Task to complete: Your task is to reproduce exactly the lines from the line with "Convert this screenshot" through the end of the records below.

Supplied data:
========================

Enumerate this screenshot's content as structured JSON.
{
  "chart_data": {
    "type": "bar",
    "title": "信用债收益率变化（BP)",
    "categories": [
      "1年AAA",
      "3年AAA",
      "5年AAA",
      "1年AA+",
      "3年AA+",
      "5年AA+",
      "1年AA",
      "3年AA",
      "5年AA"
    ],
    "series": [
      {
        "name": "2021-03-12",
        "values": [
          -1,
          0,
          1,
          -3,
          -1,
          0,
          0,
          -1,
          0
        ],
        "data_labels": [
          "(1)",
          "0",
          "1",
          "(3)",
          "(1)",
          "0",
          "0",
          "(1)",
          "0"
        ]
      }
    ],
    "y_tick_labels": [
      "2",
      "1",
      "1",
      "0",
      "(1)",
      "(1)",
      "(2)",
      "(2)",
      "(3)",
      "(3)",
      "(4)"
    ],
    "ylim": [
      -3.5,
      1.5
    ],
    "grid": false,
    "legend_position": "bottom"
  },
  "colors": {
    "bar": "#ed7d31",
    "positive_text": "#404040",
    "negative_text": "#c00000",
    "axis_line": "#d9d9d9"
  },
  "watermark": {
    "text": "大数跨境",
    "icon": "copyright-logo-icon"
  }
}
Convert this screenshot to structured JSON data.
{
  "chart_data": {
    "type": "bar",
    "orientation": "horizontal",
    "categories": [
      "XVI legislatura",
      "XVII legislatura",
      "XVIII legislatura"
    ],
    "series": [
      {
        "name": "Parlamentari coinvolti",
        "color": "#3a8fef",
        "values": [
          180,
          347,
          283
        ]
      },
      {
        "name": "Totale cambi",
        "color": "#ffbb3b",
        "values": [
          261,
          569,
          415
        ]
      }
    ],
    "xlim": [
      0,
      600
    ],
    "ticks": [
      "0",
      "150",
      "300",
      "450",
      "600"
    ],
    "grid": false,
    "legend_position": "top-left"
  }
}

========================

Solution to this exercise:
Convert this screenshot to structured JSON data.
{
  "chart_data": {
    "type": "bar",
    "orientation": "horizontal",
    "categories": [
      "XVI legislatura",
      "XVII legislatura",
      "XVIII legislatura"
    ],
    "series": [
      {
        "name": "Parlamentari coinvolti",
        "color": "#3a8fef",
        "values": [
          180,
          347,
          283
        ]
      },
      {
        "name": "Totale cambi",
        "color": "#ffbb3b",
        "values": [
          261,
          569,
          415
        ]
      }
    ],
    "xlim": [
      0,
      600
    ],
    "ticks": [
      "0",
      "150",
      "300",
      "450",
      "600"
    ],
    "grid": false,
    "legend_position": "top-left"
  }
}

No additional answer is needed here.